Exercise brief
Reproduce every line of the listing below word for word.

Record list
☆ ☆ ☆
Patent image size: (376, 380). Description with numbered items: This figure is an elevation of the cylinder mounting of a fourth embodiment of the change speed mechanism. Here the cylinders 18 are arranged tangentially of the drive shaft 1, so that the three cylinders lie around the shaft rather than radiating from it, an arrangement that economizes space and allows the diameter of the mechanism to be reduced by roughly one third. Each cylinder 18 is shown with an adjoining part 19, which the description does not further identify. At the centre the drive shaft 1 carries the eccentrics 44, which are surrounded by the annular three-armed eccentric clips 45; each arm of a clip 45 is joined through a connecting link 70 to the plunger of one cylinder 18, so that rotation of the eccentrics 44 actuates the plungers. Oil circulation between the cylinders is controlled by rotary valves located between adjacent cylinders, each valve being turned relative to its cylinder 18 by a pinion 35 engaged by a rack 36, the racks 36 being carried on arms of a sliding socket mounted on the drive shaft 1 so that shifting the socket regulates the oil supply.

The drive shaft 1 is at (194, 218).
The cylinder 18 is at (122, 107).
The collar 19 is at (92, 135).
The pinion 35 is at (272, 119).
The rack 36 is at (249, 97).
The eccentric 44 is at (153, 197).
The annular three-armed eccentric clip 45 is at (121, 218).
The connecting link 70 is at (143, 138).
☆ ☆ ☆
Solution to this exercise
Patent image size: (376, 380). Description with numbered items: This figure is an elevation of the cylinder mounting of a fourth embodiment of the change speed mechanism. Here the cylinders 18 are arranged tangentially of the drive shaft 1, so that the three cylinders lie around the shaft rather than radiating from it, an arrangement that economizes space and allows the diameter of the mechanism to be reduced by roughly one third. Each cylinder 18 is shown with an adjoining part 19, which the description does not further identify. At the centre the drive shaft 1 carries the eccentrics 44, which are surrounded by the annular three-armed eccentric clips 45; each arm of a clip 45 is joined through a connecting link 70 to the plunger of one cylinder 18, so that rotation of the eccentrics 44 actuates the plungers. Oil circulation between the cylinders is controlled by rotary valves located between adjacent cylinders, each valve being turned relative to its cylinder 18 by a pinion 35 engaged by a rack 36, the racks 36 being carried on arms of a sliding socket mounted on the drive shaft 1 so that shifting the socket regulates the oil supply.

The drive shaft 1 is at (194, 218).
The cylinder 18 is at (122, 107).
The collar 19 is at (92, 135).
The pinion 35 is at (272, 119).
The rack 36 is at (249, 97).
The eccentric 44 is at (153, 197).
The annular three-armed eccentric clip 45 is at (121, 218).
The connecting link 70 is at (143, 138).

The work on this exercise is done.